-- Start MATERIALS PROVIDED --

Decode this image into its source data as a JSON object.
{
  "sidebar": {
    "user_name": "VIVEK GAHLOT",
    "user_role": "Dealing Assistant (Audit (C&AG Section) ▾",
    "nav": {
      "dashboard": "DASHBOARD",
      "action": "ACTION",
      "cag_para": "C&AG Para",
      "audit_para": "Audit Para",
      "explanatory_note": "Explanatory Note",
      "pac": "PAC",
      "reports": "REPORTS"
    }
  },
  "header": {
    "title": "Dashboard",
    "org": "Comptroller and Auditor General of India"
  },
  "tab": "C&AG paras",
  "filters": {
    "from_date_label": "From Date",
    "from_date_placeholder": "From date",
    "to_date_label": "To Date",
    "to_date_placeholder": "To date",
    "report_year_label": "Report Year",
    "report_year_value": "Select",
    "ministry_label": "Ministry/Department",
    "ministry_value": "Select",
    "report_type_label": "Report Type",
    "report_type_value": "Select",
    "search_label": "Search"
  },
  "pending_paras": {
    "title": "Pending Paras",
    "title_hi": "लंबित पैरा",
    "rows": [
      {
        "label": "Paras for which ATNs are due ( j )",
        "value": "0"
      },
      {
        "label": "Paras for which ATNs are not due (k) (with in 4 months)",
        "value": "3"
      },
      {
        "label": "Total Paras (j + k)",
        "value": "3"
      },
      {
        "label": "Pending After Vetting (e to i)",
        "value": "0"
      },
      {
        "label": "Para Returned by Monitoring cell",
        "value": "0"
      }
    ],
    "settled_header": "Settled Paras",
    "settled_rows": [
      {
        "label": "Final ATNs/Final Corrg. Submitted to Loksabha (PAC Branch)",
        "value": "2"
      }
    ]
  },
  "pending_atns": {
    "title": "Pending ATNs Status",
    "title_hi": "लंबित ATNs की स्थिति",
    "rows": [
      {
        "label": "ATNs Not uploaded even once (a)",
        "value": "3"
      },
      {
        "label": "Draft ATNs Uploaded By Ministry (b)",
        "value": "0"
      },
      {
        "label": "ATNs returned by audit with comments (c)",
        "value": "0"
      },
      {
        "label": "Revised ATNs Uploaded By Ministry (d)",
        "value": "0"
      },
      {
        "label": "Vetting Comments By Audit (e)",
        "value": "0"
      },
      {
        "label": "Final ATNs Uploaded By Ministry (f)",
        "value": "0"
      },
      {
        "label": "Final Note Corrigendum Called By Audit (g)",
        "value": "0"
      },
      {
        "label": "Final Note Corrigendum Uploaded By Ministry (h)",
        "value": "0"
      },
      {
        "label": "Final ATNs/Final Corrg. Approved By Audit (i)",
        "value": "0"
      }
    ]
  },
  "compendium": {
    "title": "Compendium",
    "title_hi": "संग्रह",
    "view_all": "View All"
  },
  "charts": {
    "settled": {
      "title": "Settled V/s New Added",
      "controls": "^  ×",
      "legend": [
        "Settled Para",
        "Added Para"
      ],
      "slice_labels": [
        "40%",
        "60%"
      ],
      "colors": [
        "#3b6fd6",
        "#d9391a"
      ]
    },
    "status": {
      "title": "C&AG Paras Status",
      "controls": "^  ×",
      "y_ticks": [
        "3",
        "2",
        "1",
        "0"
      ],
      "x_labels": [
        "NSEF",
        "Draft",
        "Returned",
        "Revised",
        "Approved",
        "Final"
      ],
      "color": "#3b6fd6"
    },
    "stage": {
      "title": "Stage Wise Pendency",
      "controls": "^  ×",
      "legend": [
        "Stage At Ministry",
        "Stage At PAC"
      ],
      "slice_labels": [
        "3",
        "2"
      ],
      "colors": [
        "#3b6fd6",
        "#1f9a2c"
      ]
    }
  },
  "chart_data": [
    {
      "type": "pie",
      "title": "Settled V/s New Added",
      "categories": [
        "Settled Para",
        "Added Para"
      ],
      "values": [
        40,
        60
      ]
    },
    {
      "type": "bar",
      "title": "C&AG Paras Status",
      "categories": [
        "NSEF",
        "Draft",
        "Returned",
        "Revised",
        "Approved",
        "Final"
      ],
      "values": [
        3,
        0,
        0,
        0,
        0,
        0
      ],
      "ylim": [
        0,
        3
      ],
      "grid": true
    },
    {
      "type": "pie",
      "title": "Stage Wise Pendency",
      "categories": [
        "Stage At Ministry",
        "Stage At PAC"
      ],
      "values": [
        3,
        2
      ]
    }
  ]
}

-- End MATERIALS PROVIDED --

Restate the records, all of them, precisely as written.

= ANSWER TO THIS TASK =
Decode this image into its source data as a JSON object.
{
  "sidebar": {
    "user_name": "VIVEK GAHLOT",
    "user_role": "Dealing Assistant (Audit (C&AG Section) ▾",
    "nav": {
      "dashboard": "DASHBOARD",
      "action": "ACTION",
      "cag_para": "C&AG Para",
      "audit_para": "Audit Para",
      "explanatory_note": "Explanatory Note",
      "pac": "PAC",
      "reports": "REPORTS"
    }
  },
  "header": {
    "title": "Dashboard",
    "org": "Comptroller and Auditor General of India"
  },
  "tab": "C&AG paras",
  "filters": {
    "from_date_label": "From Date",
    "from_date_placeholder": "From date",
    "to_date_label": "To Date",
    "to_date_placeholder": "To date",
    "report_year_label": "Report Year",
    "report_year_value": "Select",
    "ministry_label": "Ministry/Department",
    "ministry_value": "Select",
    "report_type_label": "Report Type",
    "report_type_value": "Select",
    "search_label": "Search"
  },
  "pending_paras": {
    "title": "Pending Paras",
    "title_hi": "लंबित पैरा",
    "rows": [
      {
        "label": "Paras for which ATNs are due ( j )",
        "value": "0"
      },
      {
        "label": "Paras for which ATNs are not due (k) (with in 4 months)",
        "value": "3"
      },
      {
        "label": "Total Paras (j + k)",
        "value": "3"
      },
      {
        "label": "Pending After Vetting (e to i)",
        "value": "0"
      },
      {
        "label": "Para Returned by Monitoring cell",
        "value": "0"
      }
    ],
    "settled_header": "Settled Paras",
    "settled_rows": [
      {
        "label": "Final ATNs/Final Corrg. Submitted to Loksabha (PAC Branch)",
        "value": "2"
      }
    ]
  },
  "pending_atns": {
    "title": "Pending ATNs Status",
    "title_hi": "लंबित ATNs की स्थिति",
    "rows": [
      {
        "label": "ATNs Not uploaded even once (a)",
        "value": "3"
      },
      {
        "label": "Draft ATNs Uploaded By Ministry (b)",
        "value": "0"
      },
      {
        "label": "ATNs returned by audit with comments (c)",
        "value": "0"
      },
      {
        "label": "Revised ATNs Uploaded By Ministry (d)",
        "value": "0"
      },
      {
        "label": "Vetting Comments By Audit (e)",
        "value": "0"
      },
      {
        "label": "Final ATNs Uploaded By Ministry (f)",
        "value": "0"
      },
      {
        "label": "Final Note Corrigendum Called By Audit (g)",
        "value": "0"
      },
      {
        "label": "Final Note Corrigendum Uploaded By Ministry (h)",
        "value": "0"
      },
      {
        "label": "Final ATNs/Final Corrg. Approved By Audit (i)",
        "value": "0"
      }
    ]
  },
  "compendium": {
    "title": "Compendium",
    "title_hi": "संग्रह",
    "view_all": "View All"
  },
  "charts": {
    "settled": {
      "title": "Settled V/s New Added",
      "controls": "^  ×",
      "legend": [
        "Settled Para",
        "Added Para"
      ],
      "slice_labels": [
        "40%",
        "60%"
      ],
      "colors": [
        "#3b6fd6",
        "#d9391a"
      ]
    },
    "status": {
      "title": "C&AG Paras Status",
      "controls": "^  ×",
      "y_ticks": [
        "3",
        "2",
        "1",
        "0"
      ],
      "x_labels": [
        "NSEF",
        "Draft",
        "Returned",
        "Revised",
        "Approved",
        "Final"
      ],
      "color": "#3b6fd6"
    },
    "stage": {
      "title": "Stage Wise Pendency",
      "controls": "^  ×",
      "legend": [
        "Stage At Ministry",
        "Stage At PAC"
      ],
      "slice_labels": [
        "3",
        "2"
      ],
      "colors": [
        "#3b6fd6",
        "#1f9a2c"
      ]
    }
  },
  "chart_data": [
    {
      "type": "pie",
      "title": "Settled V/s New Added",
      "categories": [
        "Settled Para",
        "Added Para"
      ],
      "values": [
        40,
        60
      ]
    },
    {
      "type": "bar",
      "title": "C&AG Paras Status",
      "categories": [
        "NSEF",
        "Draft",
        "Returned",
        "Revised",
        "Approved",
        "Final"
      ],
      "values": [
        3,
        0,
        0,
        0,
        0,
        0
      ],
      "ylim": [
        0,
        3
      ],
      "grid": true
    },
    {
      "type": "pie",
      "title": "Stage Wise Pendency",
      "categories": [
        "Stage At Ministry",
        "Stage At PAC"
      ],
      "values": [
        3,
        2
      ]
    }
  ]
}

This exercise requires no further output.